▸ **Exercise goal**
Pick out every line in the data below that holds "name".

===== Dataset records

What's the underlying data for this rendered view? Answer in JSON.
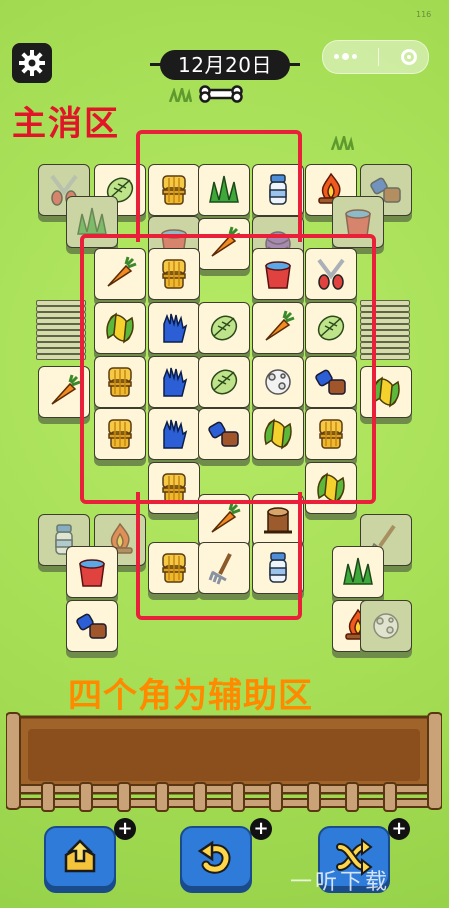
{
  "status": {
    "fps": "116"
  },
  "header": {
    "date": "12月20日"
  },
  "labels": {
    "main_zone": "主消区",
    "aux_zone": "四个角为辅助区"
  },
  "watermark": {
    "text": "一听下载"
  },
  "colors": {
    "annotation_red": "#e8203a",
    "annotation_orange": "#ff8a00",
    "button_blue": "#2e7bd9"
  },
  "tiles": {
    "top_left_cluster": [
      "scissors",
      "cabbage",
      "grass"
    ],
    "top_right_cluster": [
      "fire",
      "brush",
      "bucket"
    ],
    "main_area": [
      "wheat",
      "grass",
      "milk",
      "bucket",
      "carrot",
      "yarn",
      "carrot",
      "wheat",
      "bucket",
      "scissors",
      "corn",
      "glove",
      "cabbage",
      "carrot",
      "cabbage",
      "carrot",
      "wheat",
      "glove",
      "cabbage",
      "cotton",
      "brush",
      "corn",
      "wheat",
      "glove",
      "brush",
      "corn",
      "wheat",
      "wheat",
      "stump",
      "corn",
      "carrot",
      "wheat",
      "rake",
      "milk"
    ],
    "bottom_left_cluster": [
      "milk",
      "fire",
      "bucket",
      "brush"
    ],
    "bottom_right_cluster": [
      "shovel",
      "grass",
      "fire",
      "cotton"
    ]
  },
  "buttons": [
    {
      "name": "move-out",
      "icon": "tile-up-arrow-icon"
    },
    {
      "name": "undo",
      "icon": "undo-arrow-icon"
    },
    {
      "name": "shuffle",
      "icon": "shuffle-arrows-icon"
    }
  ]
}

==========

▸ **Answer to the task**
      "name": "move-out",
      "name": "undo",
      "name": "shuffle",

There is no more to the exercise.